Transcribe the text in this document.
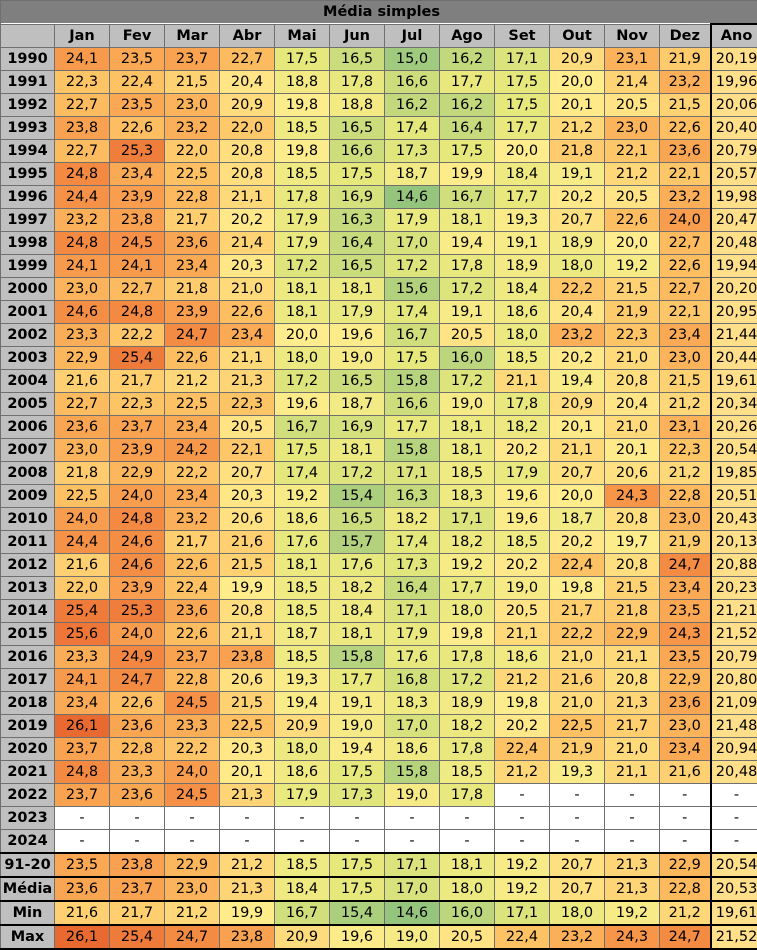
Média simples													
	Jan	Fev	Mar	Abr	Mai	Jun	Jul	Ago	Set	Out	Nov	Dez	Ano
1990	24,1	23,5	23,7	22,7	17,5	16,5	15,0	16,2	17,1	20,9	23,1	21,9	20,19
1991	22,3	22,4	21,5	20,4	18,8	17,8	16,6	17,7	17,5	20,0	21,4	23,2	19,96
1992	22,7	23,5	23,0	20,9	19,8	18,8	16,2	16,2	17,5	20,1	20,5	21,5	20,06
1993	23,8	22,6	23,2	22,0	18,5	16,5	17,4	16,4	17,7	21,2	23,0	22,6	20,40
1994	22,7	25,3	22,0	20,8	19,8	16,6	17,3	17,5	20,0	21,8	22,1	23,6	20,79
1995	24,8	23,4	22,5	20,8	18,5	17,5	18,7	19,9	18,4	19,1	21,2	22,1	20,57
1996	24,4	23,9	22,8	21,1	17,8	16,9	14,6	16,7	17,7	20,2	20,5	23,2	19,98
1997	23,2	23,8	21,7	20,2	17,9	16,3	17,9	18,1	19,3	20,7	22,6	24,0	20,47
1998	24,8	24,5	23,6	21,4	17,9	16,4	17,0	19,4	19,1	18,9	20,0	22,7	20,48
1999	24,1	24,1	23,4	20,3	17,2	16,5	17,2	17,8	18,9	18,0	19,2	22,6	19,94
2000	23,0	22,7	21,8	21,0	18,1	18,1	15,6	17,2	18,4	22,2	21,5	22,7	20,20
2001	24,6	24,8	23,9	22,6	18,1	17,9	17,4	19,1	18,6	20,4	21,9	22,1	20,95
2002	23,3	22,2	24,7	23,4	20,0	19,6	16,7	20,5	18,0	23,2	22,3	23,4	21,44
2003	22,9	25,4	22,6	21,1	18,0	19,0	17,5	16,0	18,5	20,2	21,0	23,0	20,44
2004	21,6	21,7	21,2	21,3	17,2	16,5	15,8	17,2	21,1	19,4	20,8	21,5	19,61
2005	22,7	22,3	22,5	22,3	19,6	18,7	16,6	19,0	17,8	20,9	20,4	21,2	20,34
2006	23,6	23,7	23,4	20,5	16,7	16,9	17,7	18,1	18,2	20,1	21,0	23,1	20,26
2007	23,0	23,9	24,2	22,1	17,5	18,1	15,8	18,1	20,2	21,1	20,1	22,3	20,54
2008	21,8	22,9	22,2	20,7	17,4	17,2	17,1	18,5	17,9	20,7	20,6	21,2	19,85
2009	22,5	24,0	23,4	20,3	19,2	15,4	16,3	18,3	19,6	20,0	24,3	22,8	20,51
2010	24,0	24,8	23,2	20,6	18,6	16,5	18,2	17,1	19,6	18,7	20,8	23,0	20,43
2011	24,4	24,6	21,7	21,6	17,6	15,7	17,4	18,2	18,5	20,2	19,7	21,9	20,13
2012	21,6	24,6	22,6	21,5	18,1	17,6	17,3	19,2	20,2	22,4	20,8	24,7	20,88
2013	22,0	23,9	22,4	19,9	18,5	18,2	16,4	17,7	19,0	19,8	21,5	23,4	20,23
2014	25,4	25,3	23,6	20,8	18,5	18,4	17,1	18,0	20,5	21,7	21,8	23,5	21,21
2015	25,6	24,0	22,6	21,1	18,7	18,1	17,9	19,8	21,1	22,2	22,9	24,3	21,52
2016	23,3	24,9	23,7	23,8	18,5	15,8	17,6	17,8	18,6	21,0	21,1	23,5	20,79
2017	24,1	24,7	22,8	20,6	19,3	17,7	16,8	17,2	21,2	21,6	20,8	22,9	20,80
2018	23,4	22,6	24,5	21,5	19,4	19,1	18,3	18,9	19,8	21,0	21,3	23,6	21,09
2019	26,1	23,6	23,3	22,5	20,9	19,0	17,0	18,2	20,2	22,5	21,7	23,0	21,48
2020	23,7	22,8	22,2	20,3	18,0	19,4	18,6	17,8	22,4	21,9	21,0	23,4	20,94
2021	24,8	23,3	24,0	20,1	18,6	17,5	15,8	18,5	21,2	19,3	21,1	21,6	20,48
2022	23,7	23,6	24,5	21,3	17,9	17,3	19,0	17,8	-	-	-	-	-
2023	-	-	-	-	-	-	-	-	-	-	-	-	-
2024	-	-	-	-	-	-	-	-	-	-	-	-	-
91-20	23,5	23,8	22,9	21,2	18,5	17,5	17,1	18,1	19,2	20,7	21,3	22,9	20,54
Média	23,6	23,7	23,0	21,3	18,4	17,5	17,0	18,0	19,2	20,7	21,3	22,8	20,53
Min	21,6	21,7	21,2	19,9	16,7	15,4	14,6	16,0	17,1	18,0	19,2	21,2	19,61
Max	26,1	25,4	24,7	23,8	20,9	19,6	19,0	20,5	22,4	23,2	24,3	24,7	21,52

::::::::::

Given request. Provide only the number of lines in the records containing the string "Média".

Correct response. 2